SOURCE TEXT.

Charley Jordan (July 11, 1890 – November 15, 1954) was an American St. Louis blues singer, songwriter and guitarist, as well as a talent scout, originally from Mabelvale, Arkansas, United States.  He was known for a unique style that drew on his rural roots.

The Killer Blues Headstone Project placed a headstone for Charley Jordan.

Life and career
Jordan recorded numerous singles for Vocalion and Decca between 1930 and 1937, and also performed with some well-regarded bluesmen from the 1920s to the 1940s.  Jordan played with Peetie Wheatstraw, Roosevelt Sykes, Casey Bill Weldon and Memphis Minnie. Noted for his "crisply firm guitar", he had most of his biggest hits, including "Keep It Clean", in the early to mid-1930s.   Later in that decade and into the 1940s, he worked frequently with Big Joe Williams.

Spinal injury
In 1928, Jordan was shot in the spine, this was due to his extramusical career as a bootlegger. This gave him a long term disability and caused him to walk with crutches thereafter (which can be seen in the few photographs of Jordan available).

RAW RECORDS.
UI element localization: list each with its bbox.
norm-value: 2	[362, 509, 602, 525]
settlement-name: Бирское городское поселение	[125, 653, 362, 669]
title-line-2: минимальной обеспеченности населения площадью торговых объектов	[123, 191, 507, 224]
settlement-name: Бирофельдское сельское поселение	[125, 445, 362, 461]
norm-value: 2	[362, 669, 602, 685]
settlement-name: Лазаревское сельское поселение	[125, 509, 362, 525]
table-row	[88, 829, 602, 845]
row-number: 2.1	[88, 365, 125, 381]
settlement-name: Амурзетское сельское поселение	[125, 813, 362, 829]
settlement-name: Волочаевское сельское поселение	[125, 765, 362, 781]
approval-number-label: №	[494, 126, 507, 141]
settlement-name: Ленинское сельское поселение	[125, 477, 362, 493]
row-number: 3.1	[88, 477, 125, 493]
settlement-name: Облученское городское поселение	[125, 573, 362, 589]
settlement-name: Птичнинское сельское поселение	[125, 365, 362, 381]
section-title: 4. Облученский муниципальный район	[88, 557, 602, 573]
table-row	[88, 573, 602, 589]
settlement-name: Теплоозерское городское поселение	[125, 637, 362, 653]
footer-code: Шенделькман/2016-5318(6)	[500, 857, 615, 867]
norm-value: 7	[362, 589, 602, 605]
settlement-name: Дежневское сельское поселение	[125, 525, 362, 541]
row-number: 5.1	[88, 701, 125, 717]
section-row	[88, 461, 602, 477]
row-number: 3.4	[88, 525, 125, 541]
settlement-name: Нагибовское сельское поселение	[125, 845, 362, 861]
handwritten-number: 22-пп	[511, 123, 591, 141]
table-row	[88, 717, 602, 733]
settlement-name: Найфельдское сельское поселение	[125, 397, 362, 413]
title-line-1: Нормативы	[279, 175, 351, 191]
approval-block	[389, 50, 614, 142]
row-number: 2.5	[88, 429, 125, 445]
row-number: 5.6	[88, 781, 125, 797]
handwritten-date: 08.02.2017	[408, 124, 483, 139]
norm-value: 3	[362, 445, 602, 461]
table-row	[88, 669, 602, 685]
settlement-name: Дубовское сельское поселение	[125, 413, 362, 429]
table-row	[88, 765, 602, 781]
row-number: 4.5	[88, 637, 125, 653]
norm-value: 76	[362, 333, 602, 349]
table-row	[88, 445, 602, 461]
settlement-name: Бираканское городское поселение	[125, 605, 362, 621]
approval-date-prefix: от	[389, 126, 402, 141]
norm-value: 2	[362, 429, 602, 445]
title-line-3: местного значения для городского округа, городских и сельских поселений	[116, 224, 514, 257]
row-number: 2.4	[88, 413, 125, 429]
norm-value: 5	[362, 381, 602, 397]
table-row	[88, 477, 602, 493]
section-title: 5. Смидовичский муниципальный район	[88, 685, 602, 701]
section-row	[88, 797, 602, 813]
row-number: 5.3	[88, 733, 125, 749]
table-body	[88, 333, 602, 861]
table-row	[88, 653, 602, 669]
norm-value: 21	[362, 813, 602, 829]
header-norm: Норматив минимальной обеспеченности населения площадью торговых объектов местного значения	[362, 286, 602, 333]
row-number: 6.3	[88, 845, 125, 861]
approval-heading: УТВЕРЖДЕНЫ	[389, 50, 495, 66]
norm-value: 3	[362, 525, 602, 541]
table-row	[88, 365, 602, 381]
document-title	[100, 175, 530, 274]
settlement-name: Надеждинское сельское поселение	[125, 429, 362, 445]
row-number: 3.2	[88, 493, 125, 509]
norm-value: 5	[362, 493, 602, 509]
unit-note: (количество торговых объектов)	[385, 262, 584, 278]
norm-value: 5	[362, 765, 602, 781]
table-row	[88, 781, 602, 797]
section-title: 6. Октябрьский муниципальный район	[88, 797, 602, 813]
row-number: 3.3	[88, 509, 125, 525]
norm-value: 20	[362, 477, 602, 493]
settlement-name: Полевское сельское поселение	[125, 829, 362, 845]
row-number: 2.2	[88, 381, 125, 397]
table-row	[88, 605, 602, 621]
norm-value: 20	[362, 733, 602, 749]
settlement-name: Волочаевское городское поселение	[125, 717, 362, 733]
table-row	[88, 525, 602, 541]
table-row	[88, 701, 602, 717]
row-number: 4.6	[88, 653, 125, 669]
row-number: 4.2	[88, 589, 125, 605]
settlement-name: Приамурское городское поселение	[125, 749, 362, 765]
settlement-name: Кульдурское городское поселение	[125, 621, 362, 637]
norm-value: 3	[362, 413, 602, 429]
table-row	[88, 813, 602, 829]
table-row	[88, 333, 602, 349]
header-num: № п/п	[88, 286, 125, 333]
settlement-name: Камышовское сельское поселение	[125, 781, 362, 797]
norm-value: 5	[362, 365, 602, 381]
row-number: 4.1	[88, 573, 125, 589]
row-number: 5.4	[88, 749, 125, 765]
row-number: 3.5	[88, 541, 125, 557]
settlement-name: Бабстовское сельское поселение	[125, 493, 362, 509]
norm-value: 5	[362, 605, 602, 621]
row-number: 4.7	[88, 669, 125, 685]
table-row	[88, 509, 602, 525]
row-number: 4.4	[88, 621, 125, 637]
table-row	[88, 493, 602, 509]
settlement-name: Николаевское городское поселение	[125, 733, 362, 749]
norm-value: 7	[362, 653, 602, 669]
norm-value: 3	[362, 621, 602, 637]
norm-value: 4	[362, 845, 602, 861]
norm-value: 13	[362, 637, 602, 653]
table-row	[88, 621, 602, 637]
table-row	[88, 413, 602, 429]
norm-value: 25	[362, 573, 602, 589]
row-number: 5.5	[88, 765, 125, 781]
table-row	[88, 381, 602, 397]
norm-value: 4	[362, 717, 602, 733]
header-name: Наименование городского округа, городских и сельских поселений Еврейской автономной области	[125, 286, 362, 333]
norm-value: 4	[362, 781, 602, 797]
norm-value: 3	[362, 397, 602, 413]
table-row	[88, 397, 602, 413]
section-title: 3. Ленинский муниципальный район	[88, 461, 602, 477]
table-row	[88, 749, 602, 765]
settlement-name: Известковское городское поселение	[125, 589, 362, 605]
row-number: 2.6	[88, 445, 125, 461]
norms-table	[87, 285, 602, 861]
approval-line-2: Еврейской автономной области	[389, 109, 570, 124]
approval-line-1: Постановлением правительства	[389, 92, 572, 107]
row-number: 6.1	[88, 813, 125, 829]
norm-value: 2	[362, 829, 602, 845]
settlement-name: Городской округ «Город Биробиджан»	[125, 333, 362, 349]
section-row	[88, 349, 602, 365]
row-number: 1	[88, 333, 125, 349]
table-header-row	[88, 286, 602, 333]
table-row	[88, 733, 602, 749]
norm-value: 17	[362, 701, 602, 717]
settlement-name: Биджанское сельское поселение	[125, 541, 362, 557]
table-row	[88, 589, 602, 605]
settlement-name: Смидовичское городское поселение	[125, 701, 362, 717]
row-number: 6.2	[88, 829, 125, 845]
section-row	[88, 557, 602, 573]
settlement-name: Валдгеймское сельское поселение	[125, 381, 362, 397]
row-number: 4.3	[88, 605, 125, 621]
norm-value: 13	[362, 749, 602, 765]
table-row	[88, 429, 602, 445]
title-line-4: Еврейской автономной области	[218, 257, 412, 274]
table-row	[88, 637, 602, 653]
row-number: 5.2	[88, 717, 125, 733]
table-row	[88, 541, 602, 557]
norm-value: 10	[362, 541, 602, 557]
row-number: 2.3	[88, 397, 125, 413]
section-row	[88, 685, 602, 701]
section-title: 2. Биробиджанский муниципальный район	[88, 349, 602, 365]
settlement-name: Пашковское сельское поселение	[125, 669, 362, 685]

TASKS TO CARRY OUT.
**1)** What is the Spanish translation of this sentence from the Charley Jordan biography: "The Killer Blues Headstone Project placed a headstone for Charley Jordan."
**2)** Do these statements agree with the Charley Jordan biography? (a) Jordan recorded for Vocalion and Decca between 1930 and 1937. (b) Jordan was shot in the spine in 1930. (c) Jordan came from Mabelvale, Arkansas. Answer yes or no for each, quoting the deciding words.
**3)** Rewrite the part of the Charley Jordan biography that begins at the words "The Killer Blues" and stops after "of Jordan available).", putting "often" in place of "frequently".
Answer using only the Charley Jordan biography.

ANSWERS PROVIDED.
**1)** El Killer Blues Headstone Project colocó una lápida para Charley Jordan.

**2)**
(a) Yes: "Jordan recorded numerous singles for Vocalion and Decca between 1930 and 1937"
(b) No: "In 1928, Jordan was shot in the spine"
(c) Yes: "originally from Mabelvale, Arkansas, United States"

**3)**
The Killer Blues Headstone Project placed a headstone for Charley Jordan.

Life and career
Jordan recorded numerous singles for Vocalion and Decca between 1930 and 1937, and also performed with some well-regarded bluesmen from the 1920s to the 1940s.  Jordan played with Peetie Wheatstraw, Roosevelt Sykes, Casey Bill Weldon and Memphis Minnie. Noted for his "crisply firm guitar", he had most of his biggest hits, including "Keep It Clean", in the early to mid-1930s.   Later in that decade and into the 1940s, he worked often with Big Joe Williams.

Spinal injury
In 1928, Jordan was shot in the spine, this was due to his extramusical career as a bootlegger. This gave him a long term disability and caused him to walk with crutches thereafter (which can be seen in the few photographs of Jordan available).